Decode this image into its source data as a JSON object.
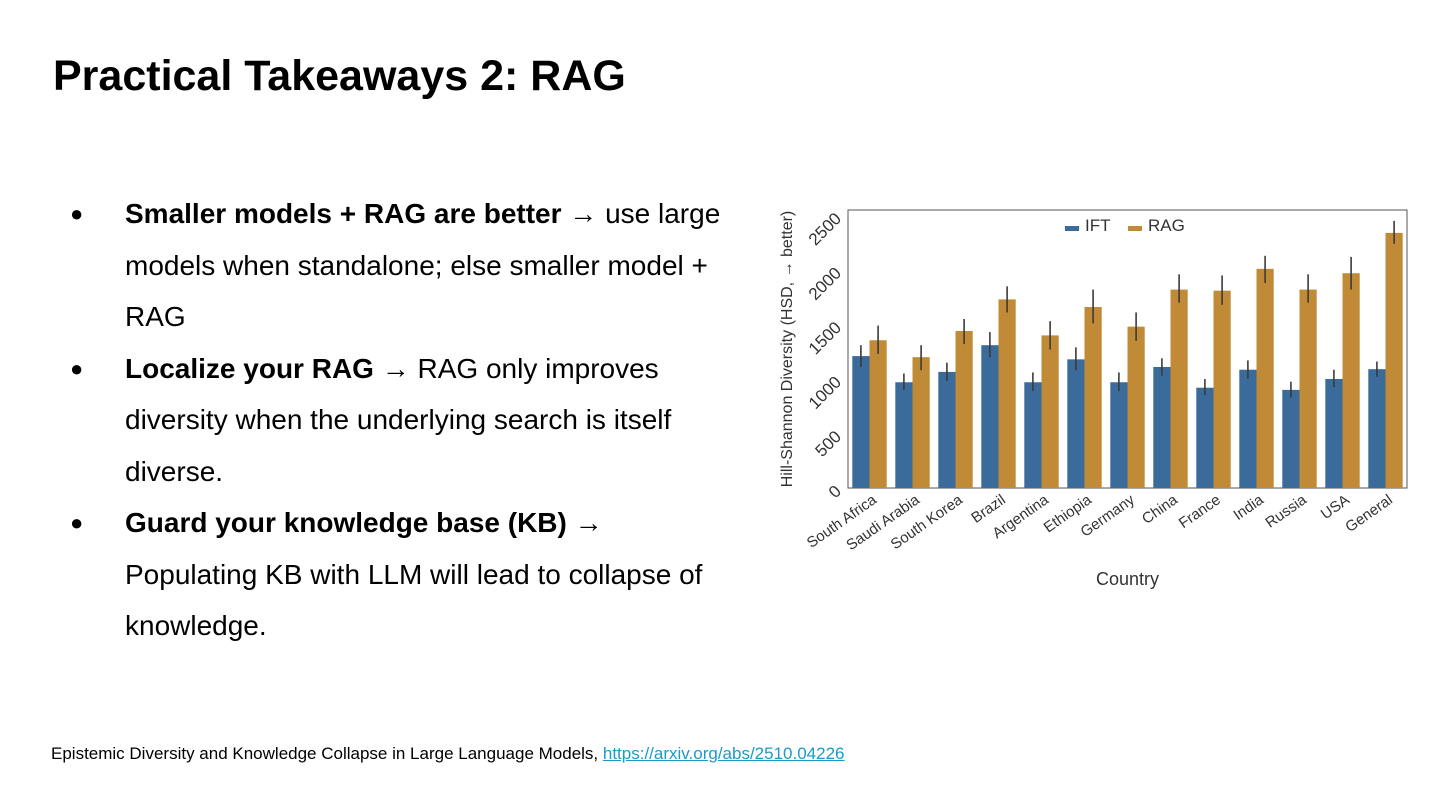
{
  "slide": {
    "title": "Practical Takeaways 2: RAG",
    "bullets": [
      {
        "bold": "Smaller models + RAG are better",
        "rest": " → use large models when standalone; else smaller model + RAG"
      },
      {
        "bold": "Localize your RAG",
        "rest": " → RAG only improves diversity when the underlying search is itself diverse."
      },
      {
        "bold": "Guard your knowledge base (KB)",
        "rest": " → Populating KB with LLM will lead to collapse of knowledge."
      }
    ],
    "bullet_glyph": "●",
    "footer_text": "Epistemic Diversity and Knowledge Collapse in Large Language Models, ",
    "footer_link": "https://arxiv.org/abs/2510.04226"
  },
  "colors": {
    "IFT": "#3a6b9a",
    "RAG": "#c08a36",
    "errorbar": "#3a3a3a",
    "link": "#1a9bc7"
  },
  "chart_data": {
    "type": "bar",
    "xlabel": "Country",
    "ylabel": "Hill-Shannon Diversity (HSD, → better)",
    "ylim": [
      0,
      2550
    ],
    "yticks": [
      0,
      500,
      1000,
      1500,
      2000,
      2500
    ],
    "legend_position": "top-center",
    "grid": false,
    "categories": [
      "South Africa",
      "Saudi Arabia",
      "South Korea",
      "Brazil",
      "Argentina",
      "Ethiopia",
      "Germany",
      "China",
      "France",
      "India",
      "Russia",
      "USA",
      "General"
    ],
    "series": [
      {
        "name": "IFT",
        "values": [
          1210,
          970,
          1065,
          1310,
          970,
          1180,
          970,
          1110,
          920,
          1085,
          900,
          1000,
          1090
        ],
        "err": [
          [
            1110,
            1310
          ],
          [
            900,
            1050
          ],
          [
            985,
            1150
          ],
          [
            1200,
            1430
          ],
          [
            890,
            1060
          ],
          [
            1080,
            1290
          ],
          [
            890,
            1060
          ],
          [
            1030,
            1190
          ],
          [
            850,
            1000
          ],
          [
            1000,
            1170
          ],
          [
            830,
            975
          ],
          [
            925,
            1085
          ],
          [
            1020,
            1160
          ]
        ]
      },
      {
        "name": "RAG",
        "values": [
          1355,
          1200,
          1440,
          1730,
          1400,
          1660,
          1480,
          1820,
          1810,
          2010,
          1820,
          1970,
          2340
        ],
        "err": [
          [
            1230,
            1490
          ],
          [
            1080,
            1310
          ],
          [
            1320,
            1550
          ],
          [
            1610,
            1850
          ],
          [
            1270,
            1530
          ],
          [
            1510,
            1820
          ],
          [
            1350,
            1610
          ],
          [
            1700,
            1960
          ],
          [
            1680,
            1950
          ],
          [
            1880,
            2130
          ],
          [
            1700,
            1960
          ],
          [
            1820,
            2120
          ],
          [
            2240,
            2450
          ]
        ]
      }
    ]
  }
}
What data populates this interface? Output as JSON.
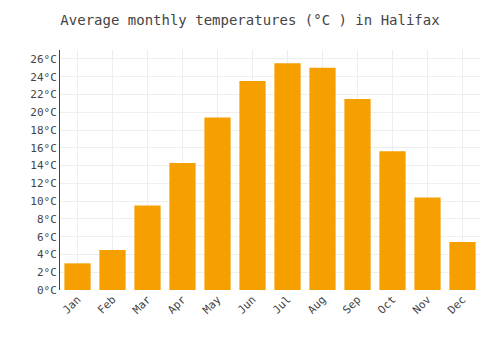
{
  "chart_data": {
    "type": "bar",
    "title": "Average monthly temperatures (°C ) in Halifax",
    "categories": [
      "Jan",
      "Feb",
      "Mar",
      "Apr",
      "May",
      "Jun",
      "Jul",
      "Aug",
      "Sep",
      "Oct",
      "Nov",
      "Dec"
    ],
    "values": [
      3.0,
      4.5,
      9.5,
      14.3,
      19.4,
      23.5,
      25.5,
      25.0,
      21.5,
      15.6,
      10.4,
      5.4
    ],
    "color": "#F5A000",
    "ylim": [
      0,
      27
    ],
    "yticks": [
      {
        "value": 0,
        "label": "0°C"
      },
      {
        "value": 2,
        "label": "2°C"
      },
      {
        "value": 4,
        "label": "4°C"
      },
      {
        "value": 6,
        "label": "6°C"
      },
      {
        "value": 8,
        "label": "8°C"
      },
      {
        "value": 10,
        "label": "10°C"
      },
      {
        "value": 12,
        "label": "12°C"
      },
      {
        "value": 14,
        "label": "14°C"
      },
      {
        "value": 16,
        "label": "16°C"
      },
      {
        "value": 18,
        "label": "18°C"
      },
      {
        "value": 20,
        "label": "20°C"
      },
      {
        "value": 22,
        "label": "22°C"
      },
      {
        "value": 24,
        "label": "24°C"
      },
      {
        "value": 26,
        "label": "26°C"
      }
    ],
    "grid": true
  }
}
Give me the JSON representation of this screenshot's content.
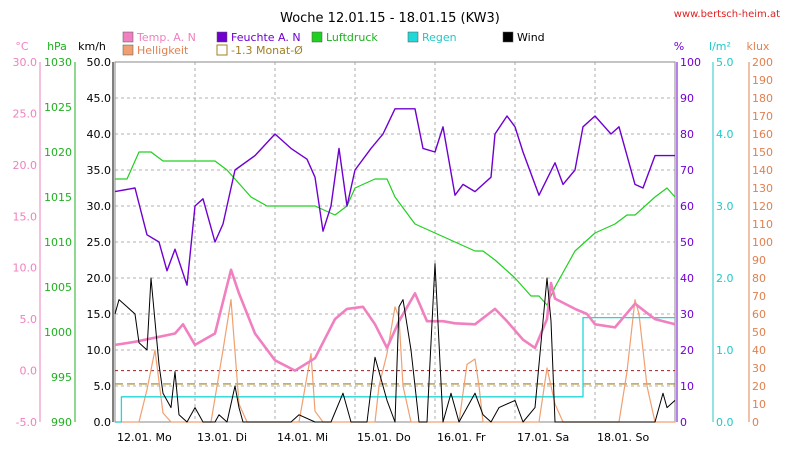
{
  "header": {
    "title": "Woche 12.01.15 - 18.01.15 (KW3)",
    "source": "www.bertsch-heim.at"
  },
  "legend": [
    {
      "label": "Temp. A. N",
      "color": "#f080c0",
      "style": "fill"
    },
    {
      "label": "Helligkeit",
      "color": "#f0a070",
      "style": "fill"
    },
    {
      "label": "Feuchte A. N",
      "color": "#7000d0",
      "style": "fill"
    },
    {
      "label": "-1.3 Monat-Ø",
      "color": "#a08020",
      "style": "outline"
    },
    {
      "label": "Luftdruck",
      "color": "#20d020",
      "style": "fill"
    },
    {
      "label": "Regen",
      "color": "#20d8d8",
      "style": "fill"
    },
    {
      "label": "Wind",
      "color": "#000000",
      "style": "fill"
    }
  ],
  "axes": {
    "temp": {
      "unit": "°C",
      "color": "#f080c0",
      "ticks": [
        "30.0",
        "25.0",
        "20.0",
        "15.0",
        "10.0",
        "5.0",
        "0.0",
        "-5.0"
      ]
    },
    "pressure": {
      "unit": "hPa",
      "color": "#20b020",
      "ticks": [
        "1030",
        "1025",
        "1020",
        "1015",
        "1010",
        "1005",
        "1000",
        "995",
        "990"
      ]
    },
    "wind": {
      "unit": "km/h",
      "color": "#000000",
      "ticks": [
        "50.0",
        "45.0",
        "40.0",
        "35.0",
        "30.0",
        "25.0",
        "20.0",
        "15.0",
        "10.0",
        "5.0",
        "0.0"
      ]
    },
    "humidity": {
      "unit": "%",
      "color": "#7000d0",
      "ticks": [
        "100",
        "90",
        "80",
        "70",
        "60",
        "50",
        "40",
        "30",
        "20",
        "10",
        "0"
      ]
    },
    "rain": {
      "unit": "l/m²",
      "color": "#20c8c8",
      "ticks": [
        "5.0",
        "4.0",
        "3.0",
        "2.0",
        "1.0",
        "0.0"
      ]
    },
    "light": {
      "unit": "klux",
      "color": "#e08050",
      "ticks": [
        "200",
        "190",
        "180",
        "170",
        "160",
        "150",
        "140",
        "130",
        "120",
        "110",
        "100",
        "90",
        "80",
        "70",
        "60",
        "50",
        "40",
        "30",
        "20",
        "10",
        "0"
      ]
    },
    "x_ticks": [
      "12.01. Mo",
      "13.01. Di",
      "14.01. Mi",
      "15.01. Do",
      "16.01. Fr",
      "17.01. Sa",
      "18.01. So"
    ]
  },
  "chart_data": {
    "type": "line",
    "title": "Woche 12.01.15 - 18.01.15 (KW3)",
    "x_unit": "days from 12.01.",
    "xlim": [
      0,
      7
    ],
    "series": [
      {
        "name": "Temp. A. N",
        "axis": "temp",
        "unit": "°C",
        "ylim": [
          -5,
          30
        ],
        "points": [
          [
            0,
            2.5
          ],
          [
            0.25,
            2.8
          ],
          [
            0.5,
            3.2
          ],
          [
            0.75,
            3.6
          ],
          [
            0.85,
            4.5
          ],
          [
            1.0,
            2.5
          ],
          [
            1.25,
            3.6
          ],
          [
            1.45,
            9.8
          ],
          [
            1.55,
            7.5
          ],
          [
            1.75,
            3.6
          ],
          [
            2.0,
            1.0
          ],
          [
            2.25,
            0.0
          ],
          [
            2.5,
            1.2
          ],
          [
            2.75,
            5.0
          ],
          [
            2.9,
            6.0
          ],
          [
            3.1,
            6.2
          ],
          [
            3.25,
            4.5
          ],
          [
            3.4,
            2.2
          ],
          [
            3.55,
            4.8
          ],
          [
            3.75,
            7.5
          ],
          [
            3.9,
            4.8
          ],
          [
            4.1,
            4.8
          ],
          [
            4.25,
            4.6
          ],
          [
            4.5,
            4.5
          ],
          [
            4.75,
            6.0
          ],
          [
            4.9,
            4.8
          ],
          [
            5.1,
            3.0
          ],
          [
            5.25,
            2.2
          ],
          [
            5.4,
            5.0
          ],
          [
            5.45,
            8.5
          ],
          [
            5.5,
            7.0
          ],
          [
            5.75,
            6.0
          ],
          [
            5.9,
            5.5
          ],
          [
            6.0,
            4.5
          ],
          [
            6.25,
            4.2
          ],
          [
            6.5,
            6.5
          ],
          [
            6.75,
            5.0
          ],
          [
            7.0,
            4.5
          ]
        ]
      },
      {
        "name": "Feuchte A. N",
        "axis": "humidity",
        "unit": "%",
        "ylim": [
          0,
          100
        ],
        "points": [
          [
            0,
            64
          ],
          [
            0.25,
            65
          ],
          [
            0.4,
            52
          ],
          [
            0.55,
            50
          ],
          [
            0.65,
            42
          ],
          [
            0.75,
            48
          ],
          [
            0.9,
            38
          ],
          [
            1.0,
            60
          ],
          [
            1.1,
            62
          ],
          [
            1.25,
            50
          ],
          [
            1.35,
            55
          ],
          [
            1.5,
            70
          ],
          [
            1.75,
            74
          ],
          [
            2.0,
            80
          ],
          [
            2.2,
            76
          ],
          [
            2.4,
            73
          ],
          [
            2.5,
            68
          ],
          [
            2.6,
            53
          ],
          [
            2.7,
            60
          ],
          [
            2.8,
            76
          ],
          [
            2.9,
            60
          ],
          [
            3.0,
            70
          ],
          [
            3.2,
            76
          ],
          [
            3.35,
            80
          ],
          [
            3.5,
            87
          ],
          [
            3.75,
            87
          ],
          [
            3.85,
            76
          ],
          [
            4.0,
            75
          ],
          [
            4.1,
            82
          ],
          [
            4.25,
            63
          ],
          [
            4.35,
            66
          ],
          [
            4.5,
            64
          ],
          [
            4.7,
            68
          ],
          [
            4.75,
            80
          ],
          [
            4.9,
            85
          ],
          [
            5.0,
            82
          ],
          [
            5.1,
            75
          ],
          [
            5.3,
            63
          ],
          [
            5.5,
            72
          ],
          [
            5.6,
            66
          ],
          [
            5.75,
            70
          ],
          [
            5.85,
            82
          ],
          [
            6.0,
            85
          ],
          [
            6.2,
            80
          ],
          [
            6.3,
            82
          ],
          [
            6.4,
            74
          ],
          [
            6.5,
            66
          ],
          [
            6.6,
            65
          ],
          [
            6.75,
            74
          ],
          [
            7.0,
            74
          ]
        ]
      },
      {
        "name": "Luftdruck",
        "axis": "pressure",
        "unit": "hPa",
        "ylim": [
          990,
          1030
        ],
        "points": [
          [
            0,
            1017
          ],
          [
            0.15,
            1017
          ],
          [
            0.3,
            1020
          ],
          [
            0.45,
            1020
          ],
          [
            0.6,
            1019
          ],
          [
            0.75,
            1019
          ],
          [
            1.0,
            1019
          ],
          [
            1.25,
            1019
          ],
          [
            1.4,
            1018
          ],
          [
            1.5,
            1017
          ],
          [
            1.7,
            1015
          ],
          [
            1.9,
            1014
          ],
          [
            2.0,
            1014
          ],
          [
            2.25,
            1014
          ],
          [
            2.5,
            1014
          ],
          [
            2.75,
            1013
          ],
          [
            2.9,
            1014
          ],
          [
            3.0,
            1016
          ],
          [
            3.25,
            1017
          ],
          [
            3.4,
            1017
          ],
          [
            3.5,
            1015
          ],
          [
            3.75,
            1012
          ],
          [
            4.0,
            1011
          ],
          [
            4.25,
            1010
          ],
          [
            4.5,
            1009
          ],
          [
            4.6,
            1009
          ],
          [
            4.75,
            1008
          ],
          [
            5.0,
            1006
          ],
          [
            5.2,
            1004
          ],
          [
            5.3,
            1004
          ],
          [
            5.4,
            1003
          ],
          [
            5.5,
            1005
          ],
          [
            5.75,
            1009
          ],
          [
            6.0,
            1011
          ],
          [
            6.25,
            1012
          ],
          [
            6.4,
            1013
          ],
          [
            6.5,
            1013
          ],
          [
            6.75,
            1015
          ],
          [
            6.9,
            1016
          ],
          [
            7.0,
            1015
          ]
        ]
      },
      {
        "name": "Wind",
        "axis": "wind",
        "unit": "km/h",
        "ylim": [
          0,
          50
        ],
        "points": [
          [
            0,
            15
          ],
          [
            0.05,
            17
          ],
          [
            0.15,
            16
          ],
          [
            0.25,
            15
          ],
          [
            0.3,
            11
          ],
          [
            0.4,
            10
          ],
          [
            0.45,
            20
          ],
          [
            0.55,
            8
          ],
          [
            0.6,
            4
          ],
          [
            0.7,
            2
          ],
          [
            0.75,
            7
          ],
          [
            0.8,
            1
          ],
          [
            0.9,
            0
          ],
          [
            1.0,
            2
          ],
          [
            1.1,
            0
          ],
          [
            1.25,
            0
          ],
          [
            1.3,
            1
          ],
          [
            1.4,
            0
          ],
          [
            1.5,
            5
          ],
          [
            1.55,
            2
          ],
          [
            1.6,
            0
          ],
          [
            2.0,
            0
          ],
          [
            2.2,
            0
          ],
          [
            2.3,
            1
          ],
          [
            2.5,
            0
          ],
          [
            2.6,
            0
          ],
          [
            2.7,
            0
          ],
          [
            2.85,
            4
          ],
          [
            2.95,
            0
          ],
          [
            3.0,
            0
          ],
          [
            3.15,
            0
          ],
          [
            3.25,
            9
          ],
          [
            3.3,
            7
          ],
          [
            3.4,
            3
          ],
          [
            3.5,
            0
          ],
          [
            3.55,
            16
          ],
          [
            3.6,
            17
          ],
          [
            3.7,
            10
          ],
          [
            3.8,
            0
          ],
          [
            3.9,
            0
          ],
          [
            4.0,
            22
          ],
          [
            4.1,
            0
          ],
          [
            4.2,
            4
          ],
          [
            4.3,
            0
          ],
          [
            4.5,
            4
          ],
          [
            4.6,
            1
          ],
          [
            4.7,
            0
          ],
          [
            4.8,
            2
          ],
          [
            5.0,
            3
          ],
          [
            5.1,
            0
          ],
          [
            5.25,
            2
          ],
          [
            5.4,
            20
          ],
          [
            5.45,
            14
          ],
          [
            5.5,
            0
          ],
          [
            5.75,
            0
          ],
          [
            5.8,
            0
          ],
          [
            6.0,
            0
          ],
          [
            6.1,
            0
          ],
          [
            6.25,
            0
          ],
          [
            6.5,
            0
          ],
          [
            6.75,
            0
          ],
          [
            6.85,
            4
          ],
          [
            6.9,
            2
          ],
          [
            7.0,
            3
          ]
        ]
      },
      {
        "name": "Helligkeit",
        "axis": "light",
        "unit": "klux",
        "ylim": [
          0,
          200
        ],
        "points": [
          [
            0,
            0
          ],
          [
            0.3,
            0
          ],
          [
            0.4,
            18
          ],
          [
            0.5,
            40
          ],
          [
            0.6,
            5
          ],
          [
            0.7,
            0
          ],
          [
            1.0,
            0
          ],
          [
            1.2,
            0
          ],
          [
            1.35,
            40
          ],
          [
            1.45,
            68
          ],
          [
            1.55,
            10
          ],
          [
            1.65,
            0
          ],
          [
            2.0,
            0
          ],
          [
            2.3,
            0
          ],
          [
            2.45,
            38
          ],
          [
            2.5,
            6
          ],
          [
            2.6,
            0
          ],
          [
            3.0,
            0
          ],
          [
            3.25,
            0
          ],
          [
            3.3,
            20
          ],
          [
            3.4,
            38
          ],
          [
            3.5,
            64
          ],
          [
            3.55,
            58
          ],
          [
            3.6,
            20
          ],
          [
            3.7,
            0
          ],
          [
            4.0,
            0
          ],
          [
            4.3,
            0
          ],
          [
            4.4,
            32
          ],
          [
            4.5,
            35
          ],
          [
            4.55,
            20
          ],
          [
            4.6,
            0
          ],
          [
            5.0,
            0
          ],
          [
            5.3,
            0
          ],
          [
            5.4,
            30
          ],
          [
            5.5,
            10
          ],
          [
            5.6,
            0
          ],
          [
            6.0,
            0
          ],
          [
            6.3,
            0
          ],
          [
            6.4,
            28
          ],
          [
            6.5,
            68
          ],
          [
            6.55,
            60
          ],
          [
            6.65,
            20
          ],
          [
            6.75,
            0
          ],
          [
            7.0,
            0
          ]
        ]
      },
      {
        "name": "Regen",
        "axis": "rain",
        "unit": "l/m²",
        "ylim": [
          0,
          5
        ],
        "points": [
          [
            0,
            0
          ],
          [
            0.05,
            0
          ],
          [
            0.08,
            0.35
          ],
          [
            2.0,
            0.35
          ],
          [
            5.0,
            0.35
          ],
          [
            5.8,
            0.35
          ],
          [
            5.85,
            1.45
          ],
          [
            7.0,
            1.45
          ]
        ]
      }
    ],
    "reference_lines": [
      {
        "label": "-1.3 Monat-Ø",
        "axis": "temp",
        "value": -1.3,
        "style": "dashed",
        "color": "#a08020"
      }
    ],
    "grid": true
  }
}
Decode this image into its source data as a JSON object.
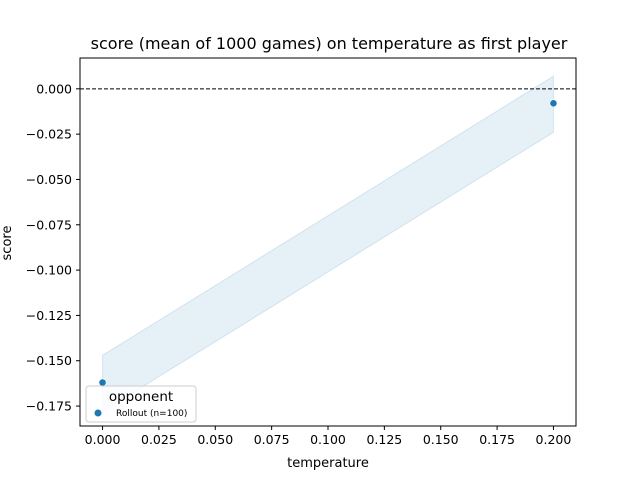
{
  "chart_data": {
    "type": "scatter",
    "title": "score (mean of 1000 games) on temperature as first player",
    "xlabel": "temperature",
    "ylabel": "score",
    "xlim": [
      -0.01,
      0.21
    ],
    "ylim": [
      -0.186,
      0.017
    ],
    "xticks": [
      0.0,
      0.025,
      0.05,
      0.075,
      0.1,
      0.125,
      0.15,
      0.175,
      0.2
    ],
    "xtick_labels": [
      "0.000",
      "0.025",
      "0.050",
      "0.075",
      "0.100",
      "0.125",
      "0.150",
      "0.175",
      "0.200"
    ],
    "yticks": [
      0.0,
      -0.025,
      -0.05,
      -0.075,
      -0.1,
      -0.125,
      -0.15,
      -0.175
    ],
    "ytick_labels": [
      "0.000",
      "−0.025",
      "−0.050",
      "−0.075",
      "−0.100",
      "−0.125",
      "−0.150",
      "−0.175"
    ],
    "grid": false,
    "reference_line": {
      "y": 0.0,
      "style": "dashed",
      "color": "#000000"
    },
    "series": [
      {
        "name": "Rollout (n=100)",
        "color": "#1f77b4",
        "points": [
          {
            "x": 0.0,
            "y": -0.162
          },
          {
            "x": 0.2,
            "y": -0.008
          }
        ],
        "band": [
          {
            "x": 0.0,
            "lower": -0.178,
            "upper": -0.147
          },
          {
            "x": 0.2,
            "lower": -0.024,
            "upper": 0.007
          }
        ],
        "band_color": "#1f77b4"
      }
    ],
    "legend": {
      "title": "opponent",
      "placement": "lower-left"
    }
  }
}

● ● ● ● ● ● ●

▶ [Task directions]:
Look through the listing above. Pick out each line with "name" and copy it.

▶ [Solution for this exercise]:
        "name": "IFT",
        "name": "RAG",
        "name": "Temp. A. N",
        "name": "Feuchte A. N",
        "name": "Luftdruck",
        "name": "Wind",
        "name": "Helligkeit",
        "name": "Regen",
        "name": "Rollout (n=100)",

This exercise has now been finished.